---------- LISTING
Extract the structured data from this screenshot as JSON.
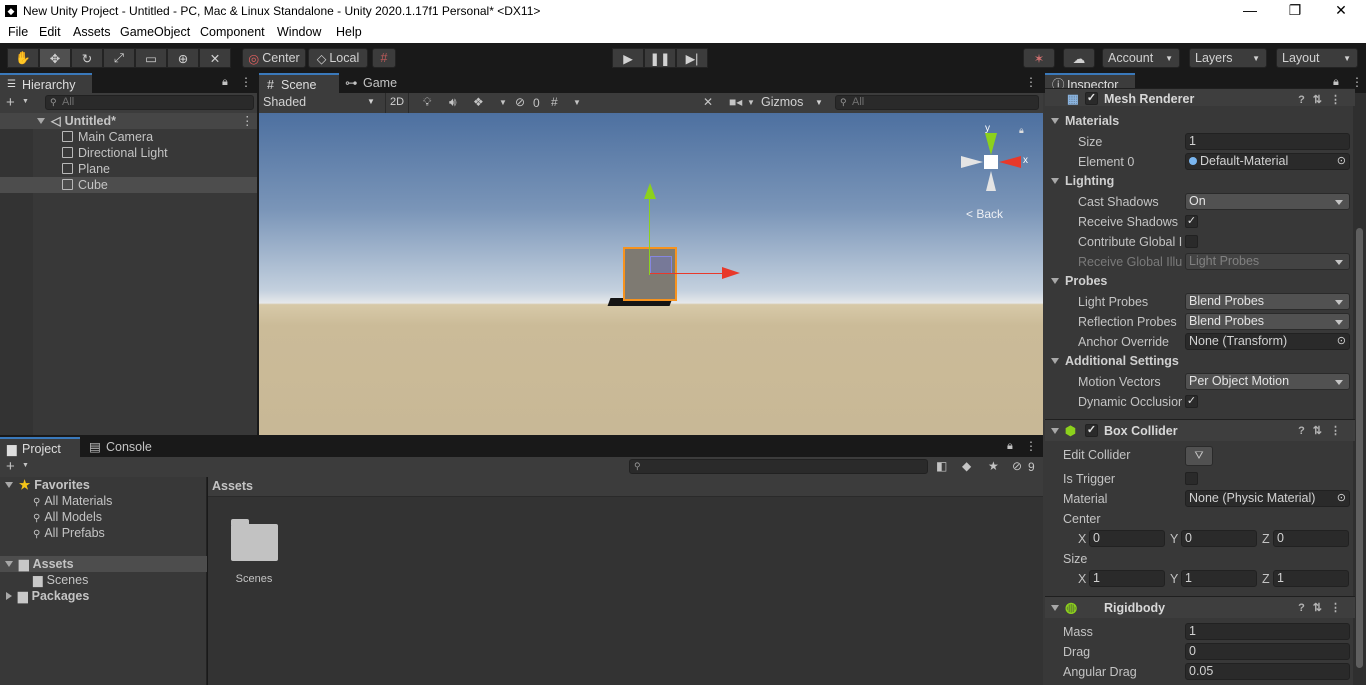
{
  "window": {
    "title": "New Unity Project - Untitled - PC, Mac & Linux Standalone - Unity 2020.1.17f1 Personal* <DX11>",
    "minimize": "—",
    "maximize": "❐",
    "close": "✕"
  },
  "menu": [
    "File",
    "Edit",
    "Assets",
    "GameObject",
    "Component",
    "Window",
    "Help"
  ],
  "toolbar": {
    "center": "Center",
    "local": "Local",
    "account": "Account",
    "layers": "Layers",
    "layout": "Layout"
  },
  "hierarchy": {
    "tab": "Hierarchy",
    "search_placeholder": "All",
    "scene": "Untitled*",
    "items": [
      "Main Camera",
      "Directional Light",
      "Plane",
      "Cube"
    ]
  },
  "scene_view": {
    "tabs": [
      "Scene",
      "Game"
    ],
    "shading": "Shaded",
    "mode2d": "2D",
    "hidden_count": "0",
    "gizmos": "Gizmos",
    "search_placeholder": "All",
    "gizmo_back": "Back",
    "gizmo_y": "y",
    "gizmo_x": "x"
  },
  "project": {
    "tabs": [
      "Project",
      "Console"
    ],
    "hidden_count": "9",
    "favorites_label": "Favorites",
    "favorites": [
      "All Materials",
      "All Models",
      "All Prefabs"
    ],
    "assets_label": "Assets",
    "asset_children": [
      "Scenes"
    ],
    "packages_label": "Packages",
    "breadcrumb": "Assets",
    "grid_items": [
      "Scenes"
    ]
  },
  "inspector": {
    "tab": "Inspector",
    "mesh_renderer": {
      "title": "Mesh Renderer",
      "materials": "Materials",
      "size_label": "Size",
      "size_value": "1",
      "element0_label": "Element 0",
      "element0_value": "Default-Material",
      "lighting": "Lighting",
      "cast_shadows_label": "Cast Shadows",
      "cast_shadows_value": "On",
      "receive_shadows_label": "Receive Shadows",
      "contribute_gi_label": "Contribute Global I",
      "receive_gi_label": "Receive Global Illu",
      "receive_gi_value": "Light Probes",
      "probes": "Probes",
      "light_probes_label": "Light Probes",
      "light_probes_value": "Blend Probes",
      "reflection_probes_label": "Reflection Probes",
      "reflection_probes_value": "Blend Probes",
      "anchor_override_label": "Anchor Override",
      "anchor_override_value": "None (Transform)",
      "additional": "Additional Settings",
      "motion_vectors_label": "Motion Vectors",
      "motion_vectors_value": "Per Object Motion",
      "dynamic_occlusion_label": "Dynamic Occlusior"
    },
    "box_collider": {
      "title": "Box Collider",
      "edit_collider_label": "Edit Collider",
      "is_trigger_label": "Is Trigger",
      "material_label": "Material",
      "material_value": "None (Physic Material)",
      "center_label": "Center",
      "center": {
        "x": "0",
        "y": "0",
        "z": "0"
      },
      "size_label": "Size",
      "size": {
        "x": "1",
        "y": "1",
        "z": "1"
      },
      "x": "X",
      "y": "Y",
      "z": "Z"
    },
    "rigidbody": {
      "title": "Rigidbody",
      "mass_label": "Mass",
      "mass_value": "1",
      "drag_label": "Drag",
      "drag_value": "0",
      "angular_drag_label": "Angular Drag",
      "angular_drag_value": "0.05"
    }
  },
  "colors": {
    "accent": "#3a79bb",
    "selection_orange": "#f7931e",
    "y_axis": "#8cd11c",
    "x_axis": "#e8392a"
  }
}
--------------------
---------- LISTING
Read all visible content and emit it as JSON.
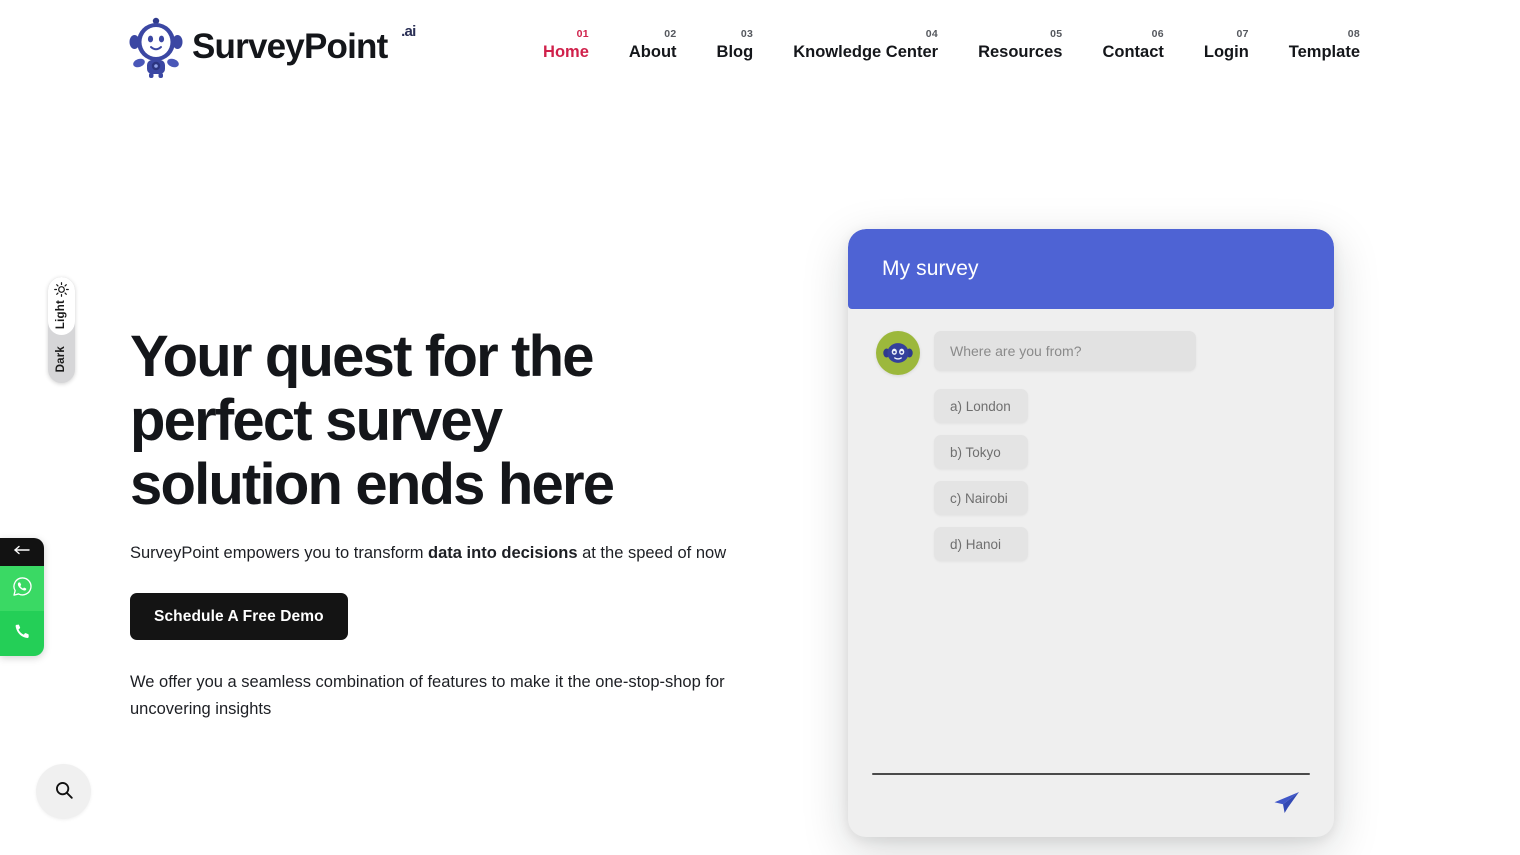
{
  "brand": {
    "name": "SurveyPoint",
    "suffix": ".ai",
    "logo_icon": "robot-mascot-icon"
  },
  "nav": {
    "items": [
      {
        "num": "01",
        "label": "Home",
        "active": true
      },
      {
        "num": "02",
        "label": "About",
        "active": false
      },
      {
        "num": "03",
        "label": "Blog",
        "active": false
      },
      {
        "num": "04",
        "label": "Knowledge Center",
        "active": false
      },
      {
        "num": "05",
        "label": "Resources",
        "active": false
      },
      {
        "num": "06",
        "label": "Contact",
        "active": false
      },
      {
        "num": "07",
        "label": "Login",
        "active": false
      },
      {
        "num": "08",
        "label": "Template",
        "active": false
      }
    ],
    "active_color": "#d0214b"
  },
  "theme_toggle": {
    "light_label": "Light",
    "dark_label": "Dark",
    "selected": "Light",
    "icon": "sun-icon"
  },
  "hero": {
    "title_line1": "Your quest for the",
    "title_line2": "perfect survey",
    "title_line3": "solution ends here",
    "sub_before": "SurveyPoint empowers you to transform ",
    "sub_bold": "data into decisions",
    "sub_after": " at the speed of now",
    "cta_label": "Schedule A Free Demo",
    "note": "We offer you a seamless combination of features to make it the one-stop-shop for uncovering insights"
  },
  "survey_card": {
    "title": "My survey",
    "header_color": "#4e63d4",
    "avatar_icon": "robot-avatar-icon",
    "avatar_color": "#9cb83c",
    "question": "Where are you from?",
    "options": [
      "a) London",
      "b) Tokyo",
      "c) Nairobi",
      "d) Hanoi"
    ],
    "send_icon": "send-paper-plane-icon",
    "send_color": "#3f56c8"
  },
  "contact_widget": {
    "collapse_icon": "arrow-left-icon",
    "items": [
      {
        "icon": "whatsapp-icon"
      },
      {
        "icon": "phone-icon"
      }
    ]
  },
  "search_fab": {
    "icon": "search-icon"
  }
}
--------------------
---------- LISTING
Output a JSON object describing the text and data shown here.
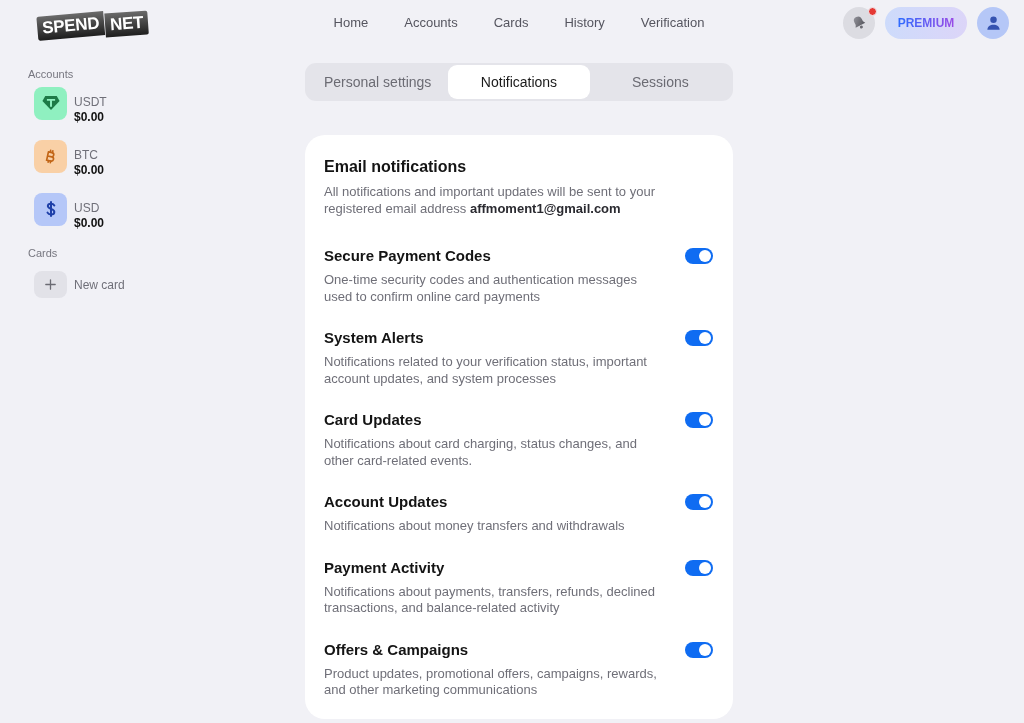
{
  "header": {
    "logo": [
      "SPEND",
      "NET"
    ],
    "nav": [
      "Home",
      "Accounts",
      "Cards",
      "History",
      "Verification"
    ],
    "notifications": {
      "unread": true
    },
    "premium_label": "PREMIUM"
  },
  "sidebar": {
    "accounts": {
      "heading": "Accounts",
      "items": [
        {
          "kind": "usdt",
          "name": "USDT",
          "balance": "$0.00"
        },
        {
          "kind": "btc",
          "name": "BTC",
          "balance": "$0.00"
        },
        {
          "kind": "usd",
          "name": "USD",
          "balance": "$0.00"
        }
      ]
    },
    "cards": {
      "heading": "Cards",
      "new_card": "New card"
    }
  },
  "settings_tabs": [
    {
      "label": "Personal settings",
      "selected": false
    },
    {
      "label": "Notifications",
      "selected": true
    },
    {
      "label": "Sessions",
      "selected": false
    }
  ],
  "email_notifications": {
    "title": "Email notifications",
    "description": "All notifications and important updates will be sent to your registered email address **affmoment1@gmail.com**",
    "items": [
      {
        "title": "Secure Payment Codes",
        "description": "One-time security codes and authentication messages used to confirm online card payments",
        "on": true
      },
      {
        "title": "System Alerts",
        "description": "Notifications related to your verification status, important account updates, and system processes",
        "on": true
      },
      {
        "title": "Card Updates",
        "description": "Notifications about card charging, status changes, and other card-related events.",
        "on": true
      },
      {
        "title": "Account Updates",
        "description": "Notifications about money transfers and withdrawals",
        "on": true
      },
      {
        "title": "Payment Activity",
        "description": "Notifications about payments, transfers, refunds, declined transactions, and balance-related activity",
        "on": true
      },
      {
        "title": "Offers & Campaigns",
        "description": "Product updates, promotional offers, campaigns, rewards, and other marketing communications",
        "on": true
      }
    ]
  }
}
--------------------
▶ TO DO
Look above for every line with the word "status" and copy it.

▶ FULL ANSWER
        "description": "Notifications related to your verification status, important account updates, and system processes",
        "description": "Notifications about card charging, status changes, and other card-related events.",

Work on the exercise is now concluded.